» Aim of the task
Give every line back verbatim, dropping all images.

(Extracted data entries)
++++

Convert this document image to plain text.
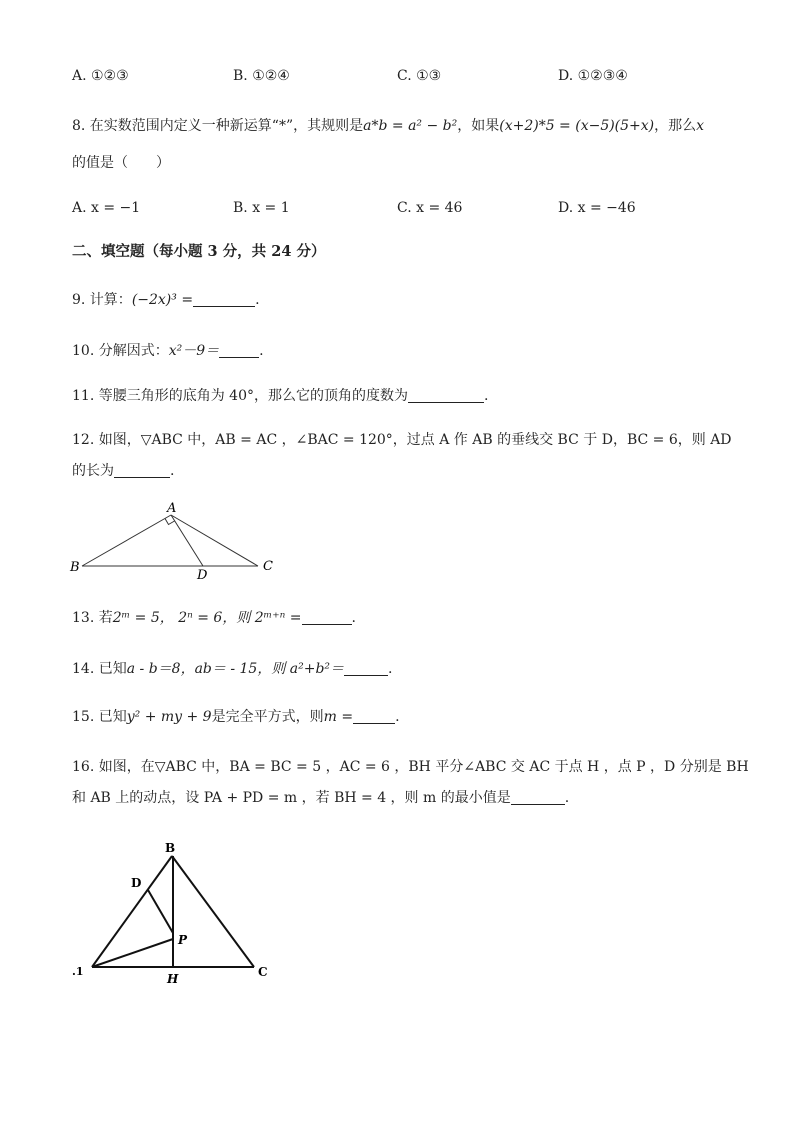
A. ①②③	B. ①②④	C. ①③	D. ①②③④
8. 在实数范围内定义一种新运算“*”，其规则是a*b = a² − b²，如果(x+2)*5 = (x−5)(5+x)，那么x
的值是（　　）
A. x = −1	B. x = 1	C. x = 46	D. x = −46
二、填空题（每小题 3 分，共 24 分）
9. 计算：(−2x)³ =	.
10. 分解因式：x²－9＝	.
11. 等腰三角形的底角为 40°，那么它的顶角的度数为	.
12. 如图，▽ABC 中，AB = AC ，∠BAC = 120°，过点 A 作 AB 的垂线交 BC 于 D，BC = 6，则 AD
的长为	.
A
B	C
D
13. 若2ᵐ = 5， 2ⁿ = 6，则 2ᵐ⁺ⁿ =	.
14. 已知a - b＝8，ab＝ - 15，则 a²+b²＝	.
15. 已知y² + my + 9是完全平方式，则m =	.
16. 如图，在▽ABC 中，BA = BC = 5 ，AC = 6 ，BH 平分∠ABC 交 AC 于点 H ，点 P ，D 分别是 BH
和 AB 上的动点，设 PA + PD = m ，若 BH = 4 ，则 m 的最小值是	.
B
D
P
.1
H	C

++++

» Written answer
Convert this document image to plain text.
A. ①②③	B. ①②④	C. ①③	D. ①②③④
8. 在实数范围内定义一种新运算“*”，其规则是a*b = a² − b²，如果(x+2)*5 = (x−5)(5+x)，那么x
的值是（　　）
A. x = −1	B. x = 1	C. x = 46	D. x = −46
二、填空题（每小题 3 分，共 24 分）
9. 计算：(−2x)³ =	.
10. 分解因式：x²－9＝	.
11. 等腰三角形的底角为 40°，那么它的顶角的度数为	.
12. 如图，▽ABC 中，AB = AC ，∠BAC = 120°，过点 A 作 AB 的垂线交 BC 于 D，BC = 6，则 AD
的长为	.
A
B	C
D
13. 若2ᵐ = 5， 2ⁿ = 6，则 2ᵐ⁺ⁿ =	.
14. 已知a - b＝8，ab＝ - 15，则 a²+b²＝	.
15. 已知y² + my + 9是完全平方式，则m =	.
16. 如图，在▽ABC 中，BA = BC = 5 ，AC = 6 ，BH 平分∠ABC 交 AC 于点 H ，点 P ，D 分别是 BH
和 AB 上的动点，设 PA + PD = m ，若 BH = 4 ，则 m 的最小值是	.
B
D
P
.1
H	C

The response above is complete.